Dataset excerpt

──────────────────────────────

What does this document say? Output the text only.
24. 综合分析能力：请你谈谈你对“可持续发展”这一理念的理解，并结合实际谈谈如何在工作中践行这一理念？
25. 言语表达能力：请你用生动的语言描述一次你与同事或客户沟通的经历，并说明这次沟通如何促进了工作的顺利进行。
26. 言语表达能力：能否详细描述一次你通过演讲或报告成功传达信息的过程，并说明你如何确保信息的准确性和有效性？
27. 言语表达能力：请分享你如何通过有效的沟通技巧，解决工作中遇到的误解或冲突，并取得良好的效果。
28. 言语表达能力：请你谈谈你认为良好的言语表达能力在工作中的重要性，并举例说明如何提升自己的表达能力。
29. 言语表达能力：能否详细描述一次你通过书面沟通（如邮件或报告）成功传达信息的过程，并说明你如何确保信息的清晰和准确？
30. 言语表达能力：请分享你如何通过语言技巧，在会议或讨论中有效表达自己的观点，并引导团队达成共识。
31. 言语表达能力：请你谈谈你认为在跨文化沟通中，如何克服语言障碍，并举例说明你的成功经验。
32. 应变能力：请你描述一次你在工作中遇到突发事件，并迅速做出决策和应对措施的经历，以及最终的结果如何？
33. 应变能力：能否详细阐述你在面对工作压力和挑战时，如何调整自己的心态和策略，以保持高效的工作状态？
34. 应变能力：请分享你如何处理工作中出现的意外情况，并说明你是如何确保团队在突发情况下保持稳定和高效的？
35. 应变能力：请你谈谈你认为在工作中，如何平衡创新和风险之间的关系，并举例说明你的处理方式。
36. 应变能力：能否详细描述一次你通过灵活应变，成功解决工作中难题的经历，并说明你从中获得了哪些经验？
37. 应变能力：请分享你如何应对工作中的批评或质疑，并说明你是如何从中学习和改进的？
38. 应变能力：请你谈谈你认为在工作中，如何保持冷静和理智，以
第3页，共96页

──────────────────────────────

*Written task:* Transcribe every entry exactly.

*Full output:*
What does this document say? Output the text only.
24. 综合分析能力：请你谈谈你对“可持续发展”这一理念的理解，并结合实际谈谈如何在工作中践行这一理念？
25. 言语表达能力：请你用生动的语言描述一次你与同事或客户沟通的经历，并说明这次沟通如何促进了工作的顺利进行。
26. 言语表达能力：能否详细描述一次你通过演讲或报告成功传达信息的过程，并说明你如何确保信息的准确性和有效性？
27. 言语表达能力：请分享你如何通过有效的沟通技巧，解决工作中遇到的误解或冲突，并取得良好的效果。
28. 言语表达能力：请你谈谈你认为良好的言语表达能力在工作中的重要性，并举例说明如何提升自己的表达能力。
29. 言语表达能力：能否详细描述一次你通过书面沟通（如邮件或报告）成功传达信息的过程，并说明你如何确保信息的清晰和准确？
30. 言语表达能力：请分享你如何通过语言技巧，在会议或讨论中有效表达自己的观点，并引导团队达成共识。
31. 言语表达能力：请你谈谈你认为在跨文化沟通中，如何克服语言障碍，并举例说明你的成功经验。
32. 应变能力：请你描述一次你在工作中遇到突发事件，并迅速做出决策和应对措施的经历，以及最终的结果如何？
33. 应变能力：能否详细阐述你在面对工作压力和挑战时，如何调整自己的心态和策略，以保持高效的工作状态？
34. 应变能力：请分享你如何处理工作中出现的意外情况，并说明你是如何确保团队在突发情况下保持稳定和高效的？
35. 应变能力：请你谈谈你认为在工作中，如何平衡创新和风险之间的关系，并举例说明你的处理方式。
36. 应变能力：能否详细描述一次你通过灵活应变，成功解决工作中难题的经历，并说明你从中获得了哪些经验？
37. 应变能力：请分享你如何应对工作中的批评或质疑，并说明你是如何从中学习和改进的？
38. 应变能力：请你谈谈你认为在工作中，如何保持冷静和理智，以
第3页，共96页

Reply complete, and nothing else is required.